_What the task asks_
For this exercise, copy out each line of the material below that includes "emit".

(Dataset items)
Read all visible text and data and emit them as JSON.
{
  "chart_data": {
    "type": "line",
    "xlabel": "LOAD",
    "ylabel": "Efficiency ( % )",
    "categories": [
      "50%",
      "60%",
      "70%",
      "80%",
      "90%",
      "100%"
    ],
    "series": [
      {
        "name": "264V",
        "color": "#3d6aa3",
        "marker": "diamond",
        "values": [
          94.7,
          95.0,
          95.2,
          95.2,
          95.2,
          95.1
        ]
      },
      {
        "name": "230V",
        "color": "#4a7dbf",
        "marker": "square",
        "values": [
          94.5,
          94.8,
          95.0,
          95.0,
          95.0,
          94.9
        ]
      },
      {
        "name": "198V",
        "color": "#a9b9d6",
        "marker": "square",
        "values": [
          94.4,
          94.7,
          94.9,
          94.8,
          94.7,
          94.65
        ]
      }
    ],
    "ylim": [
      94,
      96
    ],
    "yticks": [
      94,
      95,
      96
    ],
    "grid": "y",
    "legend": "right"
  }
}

...

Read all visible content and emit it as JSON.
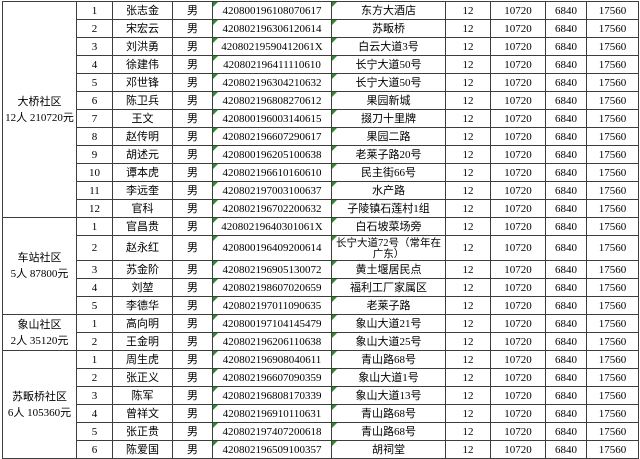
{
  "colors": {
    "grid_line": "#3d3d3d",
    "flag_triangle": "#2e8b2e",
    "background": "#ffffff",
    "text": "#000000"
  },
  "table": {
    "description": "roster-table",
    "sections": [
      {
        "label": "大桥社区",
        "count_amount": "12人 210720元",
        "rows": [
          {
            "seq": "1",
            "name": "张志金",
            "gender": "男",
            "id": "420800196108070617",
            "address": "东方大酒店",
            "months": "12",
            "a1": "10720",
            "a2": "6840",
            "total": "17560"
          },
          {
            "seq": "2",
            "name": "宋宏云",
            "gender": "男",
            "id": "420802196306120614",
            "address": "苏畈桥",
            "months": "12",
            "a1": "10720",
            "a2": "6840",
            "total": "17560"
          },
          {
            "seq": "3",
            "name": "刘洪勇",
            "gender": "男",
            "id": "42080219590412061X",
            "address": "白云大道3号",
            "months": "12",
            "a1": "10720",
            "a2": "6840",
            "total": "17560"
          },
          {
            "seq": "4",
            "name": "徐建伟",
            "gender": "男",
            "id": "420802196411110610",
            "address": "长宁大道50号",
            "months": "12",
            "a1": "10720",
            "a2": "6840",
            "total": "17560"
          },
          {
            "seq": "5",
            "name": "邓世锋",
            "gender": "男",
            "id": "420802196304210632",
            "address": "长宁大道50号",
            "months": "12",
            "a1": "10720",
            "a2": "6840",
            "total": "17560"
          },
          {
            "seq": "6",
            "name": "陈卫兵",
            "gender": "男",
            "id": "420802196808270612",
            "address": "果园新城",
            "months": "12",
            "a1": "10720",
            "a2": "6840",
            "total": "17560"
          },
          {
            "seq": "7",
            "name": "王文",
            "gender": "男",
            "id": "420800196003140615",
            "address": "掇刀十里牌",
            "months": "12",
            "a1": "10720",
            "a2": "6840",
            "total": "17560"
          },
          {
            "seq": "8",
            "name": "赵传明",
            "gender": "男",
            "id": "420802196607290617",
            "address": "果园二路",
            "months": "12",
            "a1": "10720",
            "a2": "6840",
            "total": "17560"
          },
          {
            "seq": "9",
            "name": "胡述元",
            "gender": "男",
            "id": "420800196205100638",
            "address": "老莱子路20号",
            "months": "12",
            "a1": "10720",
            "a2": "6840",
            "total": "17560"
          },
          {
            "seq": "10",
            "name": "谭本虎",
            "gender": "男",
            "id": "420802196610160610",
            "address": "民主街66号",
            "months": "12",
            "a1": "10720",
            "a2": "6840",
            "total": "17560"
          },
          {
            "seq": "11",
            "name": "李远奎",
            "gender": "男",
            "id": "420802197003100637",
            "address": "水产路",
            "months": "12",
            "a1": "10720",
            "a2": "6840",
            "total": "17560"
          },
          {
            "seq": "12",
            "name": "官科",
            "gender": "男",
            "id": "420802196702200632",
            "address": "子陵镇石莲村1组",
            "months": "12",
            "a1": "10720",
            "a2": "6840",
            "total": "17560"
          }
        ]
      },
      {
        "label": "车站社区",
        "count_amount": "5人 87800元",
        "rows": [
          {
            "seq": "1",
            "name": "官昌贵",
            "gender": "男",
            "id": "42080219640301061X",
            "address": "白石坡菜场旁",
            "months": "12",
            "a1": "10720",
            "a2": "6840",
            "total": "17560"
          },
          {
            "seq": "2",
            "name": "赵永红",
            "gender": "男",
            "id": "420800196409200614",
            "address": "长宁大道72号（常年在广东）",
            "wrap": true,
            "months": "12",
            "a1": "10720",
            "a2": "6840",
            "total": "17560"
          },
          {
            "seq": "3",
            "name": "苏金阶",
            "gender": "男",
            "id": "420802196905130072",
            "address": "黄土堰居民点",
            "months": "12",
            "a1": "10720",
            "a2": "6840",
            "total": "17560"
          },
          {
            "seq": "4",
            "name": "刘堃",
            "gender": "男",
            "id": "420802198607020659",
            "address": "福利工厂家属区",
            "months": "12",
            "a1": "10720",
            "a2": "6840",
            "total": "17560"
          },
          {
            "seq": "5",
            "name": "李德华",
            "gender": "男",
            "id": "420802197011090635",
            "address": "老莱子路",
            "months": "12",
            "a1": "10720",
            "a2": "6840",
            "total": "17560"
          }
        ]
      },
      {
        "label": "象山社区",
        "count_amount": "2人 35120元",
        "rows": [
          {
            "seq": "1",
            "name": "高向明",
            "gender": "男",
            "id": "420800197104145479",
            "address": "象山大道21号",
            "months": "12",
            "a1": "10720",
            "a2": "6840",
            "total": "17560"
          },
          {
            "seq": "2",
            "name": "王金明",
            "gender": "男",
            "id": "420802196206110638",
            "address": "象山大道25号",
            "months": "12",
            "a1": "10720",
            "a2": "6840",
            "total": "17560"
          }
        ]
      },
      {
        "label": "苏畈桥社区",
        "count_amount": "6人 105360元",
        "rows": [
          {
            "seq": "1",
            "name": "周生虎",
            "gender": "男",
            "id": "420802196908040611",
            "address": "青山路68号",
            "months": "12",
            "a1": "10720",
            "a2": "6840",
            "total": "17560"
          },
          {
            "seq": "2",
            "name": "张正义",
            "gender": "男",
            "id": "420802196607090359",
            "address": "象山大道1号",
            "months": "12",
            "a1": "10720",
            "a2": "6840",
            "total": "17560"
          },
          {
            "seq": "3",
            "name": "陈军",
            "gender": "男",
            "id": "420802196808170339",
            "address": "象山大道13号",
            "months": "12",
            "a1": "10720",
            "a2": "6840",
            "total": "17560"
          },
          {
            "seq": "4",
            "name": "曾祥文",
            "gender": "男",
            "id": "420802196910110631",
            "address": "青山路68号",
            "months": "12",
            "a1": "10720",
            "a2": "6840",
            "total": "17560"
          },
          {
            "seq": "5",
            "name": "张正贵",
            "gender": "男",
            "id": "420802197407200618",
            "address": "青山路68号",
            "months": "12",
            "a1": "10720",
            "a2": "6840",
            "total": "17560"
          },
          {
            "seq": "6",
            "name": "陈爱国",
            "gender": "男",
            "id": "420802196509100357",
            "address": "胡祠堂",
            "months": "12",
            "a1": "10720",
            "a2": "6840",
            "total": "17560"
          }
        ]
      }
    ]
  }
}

_Response_
Read all visible text and data and emit them as JSON.
Read all visible content and emit it as JSON.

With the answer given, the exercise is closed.